PROBLEM DETAILS: Copy out each line of the data holding "continent".

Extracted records
+ + + +

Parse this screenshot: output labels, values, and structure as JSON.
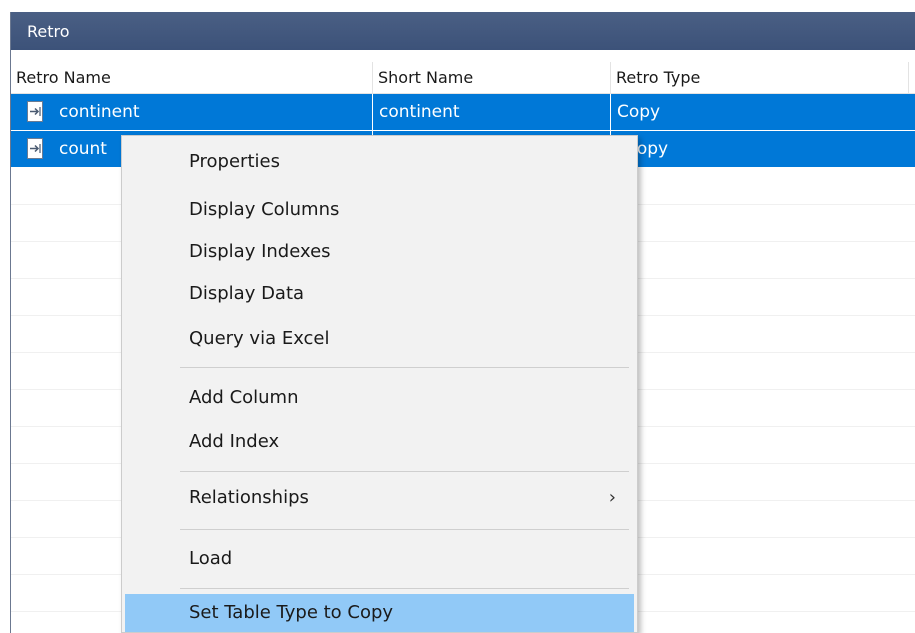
{
  "panel": {
    "title": "Retro"
  },
  "grid": {
    "columns": [
      {
        "label": "Retro Name"
      },
      {
        "label": "Short Name"
      },
      {
        "label": "Retro Type"
      }
    ],
    "rows": [
      {
        "name": "continent",
        "short_name": "continent",
        "type": "Copy",
        "selected": true,
        "icon": "table-file-icon"
      },
      {
        "name": "count",
        "short_name": "",
        "type": "Copy",
        "selected": true,
        "icon": "table-file-icon"
      }
    ]
  },
  "context_menu": {
    "items": [
      {
        "label": "Properties"
      },
      {
        "label": "Display Columns"
      },
      {
        "label": "Display Indexes"
      },
      {
        "label": "Display Data"
      },
      {
        "label": "Query via Excel"
      },
      {
        "label": "Add Column"
      },
      {
        "label": "Add Index"
      },
      {
        "label": "Relationships",
        "submenu_icon": "chevron-right-icon",
        "submenu_glyph": "›"
      },
      {
        "label": "Load"
      },
      {
        "label": "Set Table Type to Copy",
        "highlighted": true
      }
    ]
  },
  "colors": {
    "title_bar": "#3c5279",
    "selection": "#0078d7",
    "menu_highlight": "#91c9f7"
  }
}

+ + + +

EXERCISE RESPONSE:
        "name": "continent",
        "short_name": "continent",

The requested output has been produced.